(Excerpts from a figure dataset)
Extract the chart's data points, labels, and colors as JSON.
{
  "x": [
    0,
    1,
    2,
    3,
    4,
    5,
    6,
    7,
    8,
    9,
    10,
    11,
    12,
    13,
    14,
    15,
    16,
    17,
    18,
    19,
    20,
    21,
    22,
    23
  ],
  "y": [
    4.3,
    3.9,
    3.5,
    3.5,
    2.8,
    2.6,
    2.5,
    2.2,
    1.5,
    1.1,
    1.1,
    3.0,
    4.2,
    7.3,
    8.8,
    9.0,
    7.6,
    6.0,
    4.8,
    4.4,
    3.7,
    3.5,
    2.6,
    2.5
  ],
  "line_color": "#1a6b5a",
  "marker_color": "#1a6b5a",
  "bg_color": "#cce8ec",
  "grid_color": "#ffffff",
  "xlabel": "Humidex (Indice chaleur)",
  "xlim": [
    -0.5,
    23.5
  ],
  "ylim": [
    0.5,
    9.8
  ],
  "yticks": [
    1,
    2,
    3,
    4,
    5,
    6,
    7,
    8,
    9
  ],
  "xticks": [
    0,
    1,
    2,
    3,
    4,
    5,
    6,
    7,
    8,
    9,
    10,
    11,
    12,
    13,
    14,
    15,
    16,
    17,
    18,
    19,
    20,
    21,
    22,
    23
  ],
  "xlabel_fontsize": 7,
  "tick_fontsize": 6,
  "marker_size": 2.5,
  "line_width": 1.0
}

WHAT YOU HAVE TO DO: Reproduce the data in its entirety, matching each character.

ANSWER TO THIS EXERCISE:
Extract the chart's data points, labels, and colors as JSON.
{
  "x": [
    0,
    1,
    2,
    3,
    4,
    5,
    6,
    7,
    8,
    9,
    10,
    11,
    12,
    13,
    14,
    15,
    16,
    17,
    18,
    19,
    20,
    21,
    22,
    23
  ],
  "y": [
    4.3,
    3.9,
    3.5,
    3.5,
    2.8,
    2.6,
    2.5,
    2.2,
    1.5,
    1.1,
    1.1,
    3.0,
    4.2,
    7.3,
    8.8,
    9.0,
    7.6,
    6.0,
    4.8,
    4.4,
    3.7,
    3.5,
    2.6,
    2.5
  ],
  "line_color": "#1a6b5a",
  "marker_color": "#1a6b5a",
  "bg_color": "#cce8ec",
  "grid_color": "#ffffff",
  "xlabel": "Humidex (Indice chaleur)",
  "xlim": [
    -0.5,
    23.5
  ],
  "ylim": [
    0.5,
    9.8
  ],
  "yticks": [
    1,
    2,
    3,
    4,
    5,
    6,
    7,
    8,
    9
  ],
  "xticks": [
    0,
    1,
    2,
    3,
    4,
    5,
    6,
    7,
    8,
    9,
    10,
    11,
    12,
    13,
    14,
    15,
    16,
    17,
    18,
    19,
    20,
    21,
    22,
    23
  ],
  "xlabel_fontsize": 7,
  "tick_fontsize": 6,
  "marker_size": 2.5,
  "line_width": 1.0
}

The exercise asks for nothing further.